[Saved entries]
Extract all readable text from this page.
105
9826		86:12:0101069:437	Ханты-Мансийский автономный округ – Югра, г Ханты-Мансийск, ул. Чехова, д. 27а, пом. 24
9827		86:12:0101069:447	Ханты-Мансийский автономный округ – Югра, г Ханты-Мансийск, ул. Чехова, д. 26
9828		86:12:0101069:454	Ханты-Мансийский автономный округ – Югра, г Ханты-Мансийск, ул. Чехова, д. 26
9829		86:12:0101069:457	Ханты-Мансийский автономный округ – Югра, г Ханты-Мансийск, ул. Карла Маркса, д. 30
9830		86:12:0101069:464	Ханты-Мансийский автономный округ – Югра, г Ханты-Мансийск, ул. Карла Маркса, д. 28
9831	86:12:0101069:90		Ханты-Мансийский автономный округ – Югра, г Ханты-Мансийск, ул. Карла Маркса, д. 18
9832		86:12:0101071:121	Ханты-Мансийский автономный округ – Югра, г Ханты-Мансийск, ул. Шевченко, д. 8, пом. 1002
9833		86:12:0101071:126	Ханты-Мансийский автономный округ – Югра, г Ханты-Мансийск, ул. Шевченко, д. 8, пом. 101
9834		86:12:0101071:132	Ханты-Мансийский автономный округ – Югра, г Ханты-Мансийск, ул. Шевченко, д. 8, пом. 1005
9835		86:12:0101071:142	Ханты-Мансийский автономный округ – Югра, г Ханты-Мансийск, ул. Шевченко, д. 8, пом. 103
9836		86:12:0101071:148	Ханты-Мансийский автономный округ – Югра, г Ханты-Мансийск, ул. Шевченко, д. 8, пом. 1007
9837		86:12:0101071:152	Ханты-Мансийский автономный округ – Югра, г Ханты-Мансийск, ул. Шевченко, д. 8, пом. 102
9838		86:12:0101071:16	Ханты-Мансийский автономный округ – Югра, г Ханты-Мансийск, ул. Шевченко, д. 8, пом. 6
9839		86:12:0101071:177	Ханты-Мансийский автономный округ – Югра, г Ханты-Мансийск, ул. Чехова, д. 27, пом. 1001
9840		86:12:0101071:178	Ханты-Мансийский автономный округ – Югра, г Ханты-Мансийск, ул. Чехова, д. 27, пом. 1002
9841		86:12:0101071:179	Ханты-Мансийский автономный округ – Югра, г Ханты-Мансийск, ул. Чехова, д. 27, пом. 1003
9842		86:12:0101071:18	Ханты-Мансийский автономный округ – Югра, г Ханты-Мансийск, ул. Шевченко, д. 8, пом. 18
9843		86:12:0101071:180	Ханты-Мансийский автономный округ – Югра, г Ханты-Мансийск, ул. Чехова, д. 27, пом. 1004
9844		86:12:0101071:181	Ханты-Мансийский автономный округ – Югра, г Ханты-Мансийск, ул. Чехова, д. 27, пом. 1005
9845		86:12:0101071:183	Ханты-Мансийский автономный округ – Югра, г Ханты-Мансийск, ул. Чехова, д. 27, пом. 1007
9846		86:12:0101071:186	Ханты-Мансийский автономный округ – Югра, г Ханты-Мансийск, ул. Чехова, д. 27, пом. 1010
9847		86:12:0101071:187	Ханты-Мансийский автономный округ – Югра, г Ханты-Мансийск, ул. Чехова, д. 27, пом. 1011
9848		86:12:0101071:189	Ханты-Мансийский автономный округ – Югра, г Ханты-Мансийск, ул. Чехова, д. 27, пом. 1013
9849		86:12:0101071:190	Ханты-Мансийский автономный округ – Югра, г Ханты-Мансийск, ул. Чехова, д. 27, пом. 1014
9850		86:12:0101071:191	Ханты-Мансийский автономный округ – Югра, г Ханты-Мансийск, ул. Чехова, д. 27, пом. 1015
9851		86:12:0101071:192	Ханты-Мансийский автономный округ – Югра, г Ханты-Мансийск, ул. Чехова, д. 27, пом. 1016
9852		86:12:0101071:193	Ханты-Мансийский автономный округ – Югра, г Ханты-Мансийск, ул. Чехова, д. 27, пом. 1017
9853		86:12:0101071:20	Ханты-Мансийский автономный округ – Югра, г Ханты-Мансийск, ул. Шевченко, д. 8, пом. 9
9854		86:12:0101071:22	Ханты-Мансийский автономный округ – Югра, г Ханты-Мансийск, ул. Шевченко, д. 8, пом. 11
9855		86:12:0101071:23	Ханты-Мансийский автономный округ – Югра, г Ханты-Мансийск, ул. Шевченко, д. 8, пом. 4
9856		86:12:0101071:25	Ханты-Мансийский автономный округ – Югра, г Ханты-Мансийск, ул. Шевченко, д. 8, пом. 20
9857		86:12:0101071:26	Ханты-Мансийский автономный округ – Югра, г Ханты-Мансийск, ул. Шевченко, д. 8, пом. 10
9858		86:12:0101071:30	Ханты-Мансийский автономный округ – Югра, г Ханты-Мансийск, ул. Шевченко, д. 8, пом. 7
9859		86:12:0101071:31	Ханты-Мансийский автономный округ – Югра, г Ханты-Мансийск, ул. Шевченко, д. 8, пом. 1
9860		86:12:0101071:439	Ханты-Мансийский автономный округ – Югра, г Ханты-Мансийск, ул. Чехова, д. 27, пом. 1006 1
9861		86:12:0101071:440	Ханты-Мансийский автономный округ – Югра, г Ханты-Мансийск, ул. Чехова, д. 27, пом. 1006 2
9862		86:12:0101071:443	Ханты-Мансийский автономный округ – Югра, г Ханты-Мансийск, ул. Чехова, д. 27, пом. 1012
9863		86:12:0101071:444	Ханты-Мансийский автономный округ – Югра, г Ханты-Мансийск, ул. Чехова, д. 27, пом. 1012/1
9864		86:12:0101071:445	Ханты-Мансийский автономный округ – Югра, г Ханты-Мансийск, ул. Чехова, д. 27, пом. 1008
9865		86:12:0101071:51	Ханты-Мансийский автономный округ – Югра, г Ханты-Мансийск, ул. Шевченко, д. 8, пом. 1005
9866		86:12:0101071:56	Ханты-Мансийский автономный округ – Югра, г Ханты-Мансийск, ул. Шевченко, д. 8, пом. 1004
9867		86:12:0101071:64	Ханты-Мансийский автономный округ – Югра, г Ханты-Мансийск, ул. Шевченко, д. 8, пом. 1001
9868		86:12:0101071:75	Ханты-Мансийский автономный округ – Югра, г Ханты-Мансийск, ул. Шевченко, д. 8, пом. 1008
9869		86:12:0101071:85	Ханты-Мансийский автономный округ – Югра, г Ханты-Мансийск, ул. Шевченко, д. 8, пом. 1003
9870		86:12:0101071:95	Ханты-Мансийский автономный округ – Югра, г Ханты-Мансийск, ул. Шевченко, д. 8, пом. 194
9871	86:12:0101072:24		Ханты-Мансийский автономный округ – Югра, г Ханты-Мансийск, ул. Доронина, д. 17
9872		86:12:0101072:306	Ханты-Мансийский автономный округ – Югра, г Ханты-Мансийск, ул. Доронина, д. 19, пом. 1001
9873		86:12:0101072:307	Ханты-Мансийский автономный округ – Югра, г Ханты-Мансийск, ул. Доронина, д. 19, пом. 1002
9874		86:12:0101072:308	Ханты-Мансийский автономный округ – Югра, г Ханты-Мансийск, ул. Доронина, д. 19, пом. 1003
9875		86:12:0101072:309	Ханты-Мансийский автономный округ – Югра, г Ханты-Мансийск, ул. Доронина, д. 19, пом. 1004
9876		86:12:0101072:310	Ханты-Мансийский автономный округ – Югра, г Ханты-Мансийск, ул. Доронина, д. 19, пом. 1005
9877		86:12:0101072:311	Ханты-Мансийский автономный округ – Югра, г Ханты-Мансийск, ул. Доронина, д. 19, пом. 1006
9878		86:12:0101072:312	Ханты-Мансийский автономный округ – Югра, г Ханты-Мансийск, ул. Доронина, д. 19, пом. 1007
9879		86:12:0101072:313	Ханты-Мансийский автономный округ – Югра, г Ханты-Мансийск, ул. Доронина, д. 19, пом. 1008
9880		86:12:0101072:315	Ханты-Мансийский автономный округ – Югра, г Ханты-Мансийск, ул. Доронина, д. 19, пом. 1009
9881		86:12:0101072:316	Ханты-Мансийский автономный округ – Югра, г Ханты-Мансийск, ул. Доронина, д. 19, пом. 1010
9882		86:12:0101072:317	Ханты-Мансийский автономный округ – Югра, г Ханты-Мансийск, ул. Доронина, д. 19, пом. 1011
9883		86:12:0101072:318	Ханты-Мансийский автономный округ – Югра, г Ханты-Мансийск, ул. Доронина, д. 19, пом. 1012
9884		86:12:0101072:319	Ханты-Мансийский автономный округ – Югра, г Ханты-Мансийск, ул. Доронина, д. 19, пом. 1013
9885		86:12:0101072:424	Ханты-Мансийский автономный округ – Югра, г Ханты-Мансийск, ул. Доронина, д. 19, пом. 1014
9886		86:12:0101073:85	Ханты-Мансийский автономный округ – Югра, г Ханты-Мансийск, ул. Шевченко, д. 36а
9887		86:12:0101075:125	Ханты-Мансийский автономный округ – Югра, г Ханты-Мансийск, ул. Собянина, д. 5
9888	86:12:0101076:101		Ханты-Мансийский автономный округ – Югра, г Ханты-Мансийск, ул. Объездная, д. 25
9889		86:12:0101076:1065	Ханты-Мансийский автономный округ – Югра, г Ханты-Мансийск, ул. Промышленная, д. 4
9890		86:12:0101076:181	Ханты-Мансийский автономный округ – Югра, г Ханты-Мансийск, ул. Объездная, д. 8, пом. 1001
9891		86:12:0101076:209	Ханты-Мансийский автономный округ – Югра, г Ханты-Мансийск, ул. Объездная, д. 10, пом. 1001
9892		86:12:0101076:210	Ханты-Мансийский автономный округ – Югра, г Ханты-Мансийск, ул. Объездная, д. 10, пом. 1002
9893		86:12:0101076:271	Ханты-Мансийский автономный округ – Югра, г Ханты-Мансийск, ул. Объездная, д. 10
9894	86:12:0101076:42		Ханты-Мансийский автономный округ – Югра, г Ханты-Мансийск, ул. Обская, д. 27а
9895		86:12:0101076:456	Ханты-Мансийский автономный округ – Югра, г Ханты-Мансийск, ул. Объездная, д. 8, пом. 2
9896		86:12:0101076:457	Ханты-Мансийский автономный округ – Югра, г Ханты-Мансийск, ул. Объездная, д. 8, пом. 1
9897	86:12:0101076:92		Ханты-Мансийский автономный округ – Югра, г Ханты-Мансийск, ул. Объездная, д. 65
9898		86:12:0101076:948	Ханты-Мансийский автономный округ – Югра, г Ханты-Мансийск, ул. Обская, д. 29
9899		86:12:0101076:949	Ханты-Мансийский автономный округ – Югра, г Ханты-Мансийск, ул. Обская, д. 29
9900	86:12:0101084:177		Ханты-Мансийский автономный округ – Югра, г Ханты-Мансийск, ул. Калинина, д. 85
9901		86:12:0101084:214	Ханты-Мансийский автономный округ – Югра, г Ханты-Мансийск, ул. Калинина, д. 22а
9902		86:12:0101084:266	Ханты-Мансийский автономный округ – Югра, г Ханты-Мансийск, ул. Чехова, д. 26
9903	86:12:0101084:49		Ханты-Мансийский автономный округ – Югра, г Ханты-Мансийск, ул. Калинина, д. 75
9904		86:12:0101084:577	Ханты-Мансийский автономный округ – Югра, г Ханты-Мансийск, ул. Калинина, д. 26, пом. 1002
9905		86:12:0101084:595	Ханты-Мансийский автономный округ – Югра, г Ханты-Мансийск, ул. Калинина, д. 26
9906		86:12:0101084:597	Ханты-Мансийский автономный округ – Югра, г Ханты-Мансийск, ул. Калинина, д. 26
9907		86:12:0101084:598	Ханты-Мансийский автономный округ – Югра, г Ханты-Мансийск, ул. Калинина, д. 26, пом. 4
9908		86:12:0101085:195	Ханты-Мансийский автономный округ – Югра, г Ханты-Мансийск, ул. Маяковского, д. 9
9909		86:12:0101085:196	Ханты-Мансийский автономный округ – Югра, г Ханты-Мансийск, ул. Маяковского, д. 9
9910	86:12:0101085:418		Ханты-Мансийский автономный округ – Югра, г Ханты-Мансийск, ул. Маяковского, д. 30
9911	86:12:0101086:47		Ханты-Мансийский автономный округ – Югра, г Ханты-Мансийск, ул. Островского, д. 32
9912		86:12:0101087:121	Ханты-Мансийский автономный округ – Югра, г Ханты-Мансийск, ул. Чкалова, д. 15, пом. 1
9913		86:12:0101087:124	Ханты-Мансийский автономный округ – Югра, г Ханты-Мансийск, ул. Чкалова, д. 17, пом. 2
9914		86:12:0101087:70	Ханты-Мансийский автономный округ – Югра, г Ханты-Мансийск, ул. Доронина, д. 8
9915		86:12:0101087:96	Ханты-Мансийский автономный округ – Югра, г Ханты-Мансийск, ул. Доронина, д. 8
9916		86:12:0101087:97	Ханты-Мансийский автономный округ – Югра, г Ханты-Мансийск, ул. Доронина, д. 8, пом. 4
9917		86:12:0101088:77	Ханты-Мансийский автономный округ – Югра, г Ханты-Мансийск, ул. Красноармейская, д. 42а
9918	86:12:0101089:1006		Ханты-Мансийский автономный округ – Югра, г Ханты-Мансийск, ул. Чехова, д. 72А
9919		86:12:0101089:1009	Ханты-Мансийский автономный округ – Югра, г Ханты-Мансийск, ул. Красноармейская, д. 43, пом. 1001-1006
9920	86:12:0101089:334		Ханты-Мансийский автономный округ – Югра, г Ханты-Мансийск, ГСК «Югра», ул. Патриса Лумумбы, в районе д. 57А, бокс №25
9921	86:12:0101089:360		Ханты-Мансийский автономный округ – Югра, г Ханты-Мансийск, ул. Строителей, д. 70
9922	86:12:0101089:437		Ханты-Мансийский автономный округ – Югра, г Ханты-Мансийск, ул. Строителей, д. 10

* **Exercise brief**: Go through the records and copy each line with "Чкалова" in it.

* **Exercise result**:
9912		86:12:0101087:121	Ханты-Мансийский автономный округ – Югра, г Ханты-Мансийск, ул. Чкалова, д. 15, пом. 1
9913		86:12:0101087:124	Ханты-Мансийский автономный округ – Югра, г Ханты-Мансийск, ул. Чкалова, д. 17, пом. 2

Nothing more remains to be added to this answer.